PROBLEM TO SOLVE:
Reproduce the material in full, exactly as written.

GIVEN DATA:
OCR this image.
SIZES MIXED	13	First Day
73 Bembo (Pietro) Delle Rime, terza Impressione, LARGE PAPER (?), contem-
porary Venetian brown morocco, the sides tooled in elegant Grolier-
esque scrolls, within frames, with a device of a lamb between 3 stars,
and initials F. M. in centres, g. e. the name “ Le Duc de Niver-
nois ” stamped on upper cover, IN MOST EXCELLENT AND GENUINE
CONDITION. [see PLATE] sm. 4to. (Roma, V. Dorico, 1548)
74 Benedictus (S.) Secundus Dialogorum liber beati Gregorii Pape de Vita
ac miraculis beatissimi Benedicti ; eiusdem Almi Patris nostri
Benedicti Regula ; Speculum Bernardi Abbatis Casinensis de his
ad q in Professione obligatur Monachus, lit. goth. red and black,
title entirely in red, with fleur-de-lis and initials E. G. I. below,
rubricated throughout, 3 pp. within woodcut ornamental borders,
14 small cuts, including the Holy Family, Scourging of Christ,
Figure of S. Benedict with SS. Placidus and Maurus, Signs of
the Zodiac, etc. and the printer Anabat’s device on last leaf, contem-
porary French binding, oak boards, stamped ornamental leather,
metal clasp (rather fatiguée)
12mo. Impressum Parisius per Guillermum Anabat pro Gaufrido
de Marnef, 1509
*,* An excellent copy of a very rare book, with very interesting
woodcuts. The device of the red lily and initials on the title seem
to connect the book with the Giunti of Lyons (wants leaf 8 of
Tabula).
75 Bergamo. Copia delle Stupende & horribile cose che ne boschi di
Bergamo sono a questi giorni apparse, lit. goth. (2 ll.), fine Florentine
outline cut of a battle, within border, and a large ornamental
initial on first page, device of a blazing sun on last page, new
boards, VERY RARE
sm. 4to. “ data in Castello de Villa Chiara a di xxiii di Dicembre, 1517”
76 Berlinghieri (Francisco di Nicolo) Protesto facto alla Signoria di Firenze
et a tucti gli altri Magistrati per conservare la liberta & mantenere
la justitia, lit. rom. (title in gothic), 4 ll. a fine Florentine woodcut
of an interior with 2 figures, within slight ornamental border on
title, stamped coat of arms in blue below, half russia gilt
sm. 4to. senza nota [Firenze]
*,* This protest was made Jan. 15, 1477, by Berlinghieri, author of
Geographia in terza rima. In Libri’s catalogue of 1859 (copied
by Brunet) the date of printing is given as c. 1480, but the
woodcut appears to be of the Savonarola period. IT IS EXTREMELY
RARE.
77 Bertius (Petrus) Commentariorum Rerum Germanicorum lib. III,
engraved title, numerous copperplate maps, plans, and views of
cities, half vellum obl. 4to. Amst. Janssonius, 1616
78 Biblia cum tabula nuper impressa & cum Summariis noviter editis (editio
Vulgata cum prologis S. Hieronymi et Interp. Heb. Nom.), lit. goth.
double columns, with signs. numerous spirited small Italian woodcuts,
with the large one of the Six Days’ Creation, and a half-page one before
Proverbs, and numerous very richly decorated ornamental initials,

RESPONSE:
OCR this image.
SIZES MIXED	13	First Day
73 Bembo (Pietro) Delle Rime, terza Impressione, LARGE PAPER (?), contem-
porary Venetian brown morocco, the sides tooled in elegant Grolier-
esque scrolls, within frames, with a device of a lamb between 3 stars,
and initials F. M. in centres, g. e. the name “ Le Duc de Niver-
nois ” stamped on upper cover, IN MOST EXCELLENT AND GENUINE
CONDITION. [see PLATE] sm. 4to. (Roma, V. Dorico, 1548)
74 Benedictus (S.) Secundus Dialogorum liber beati Gregorii Pape de Vita
ac miraculis beatissimi Benedicti ; eiusdem Almi Patris nostri
Benedicti Regula ; Speculum Bernardi Abbatis Casinensis de his
ad q in Professione obligatur Monachus, lit. goth. red and black,
title entirely in red, with fleur-de-lis and initials E. G. I. below,
rubricated throughout, 3 pp. within woodcut ornamental borders,
14 small cuts, including the Holy Family, Scourging of Christ,
Figure of S. Benedict with SS. Placidus and Maurus, Signs of
the Zodiac, etc. and the printer Anabat’s device on last leaf, contem-
porary French binding, oak boards, stamped ornamental leather,
metal clasp (rather fatiguée)
12mo. Impressum Parisius per Guillermum Anabat pro Gaufrido
de Marnef, 1509
*,* An excellent copy of a very rare book, with very interesting
woodcuts. The device of the red lily and initials on the title seem
to connect the book with the Giunti of Lyons (wants leaf 8 of
Tabula).
75 Bergamo. Copia delle Stupende & horribile cose che ne boschi di
Bergamo sono a questi giorni apparse, lit. goth. (2 ll.), fine Florentine
outline cut of a battle, within border, and a large ornamental
initial on first page, device of a blazing sun on last page, new
boards, VERY RARE
sm. 4to. “ data in Castello de Villa Chiara a di xxiii di Dicembre, 1517”
76 Berlinghieri (Francisco di Nicolo) Protesto facto alla Signoria di Firenze
et a tucti gli altri Magistrati per conservare la liberta & mantenere
la justitia, lit. rom. (title in gothic), 4 ll. a fine Florentine woodcut
of an interior with 2 figures, within slight ornamental border on
title, stamped coat of arms in blue below, half russia gilt
sm. 4to. senza nota [Firenze]
*,* This protest was made Jan. 15, 1477, by Berlinghieri, author of
Geographia in terza rima. In Libri’s catalogue of 1859 (copied
by Brunet) the date of printing is given as c. 1480, but the
woodcut appears to be of the Savonarola period. IT IS EXTREMELY
RARE.
77 Bertius (Petrus) Commentariorum Rerum Germanicorum lib. III,
engraved title, numerous copperplate maps, plans, and views of
cities, half vellum obl. 4to. Amst. Janssonius, 1616
78 Biblia cum tabula nuper impressa & cum Summariis noviter editis (editio
Vulgata cum prologis S. Hieronymi et Interp. Heb. Nom.), lit. goth.
double columns, with signs. numerous spirited small Italian woodcuts,
with the large one of the Six Days’ Creation, and a half-page one before
Proverbs, and numerous very richly decorated ornamental initials,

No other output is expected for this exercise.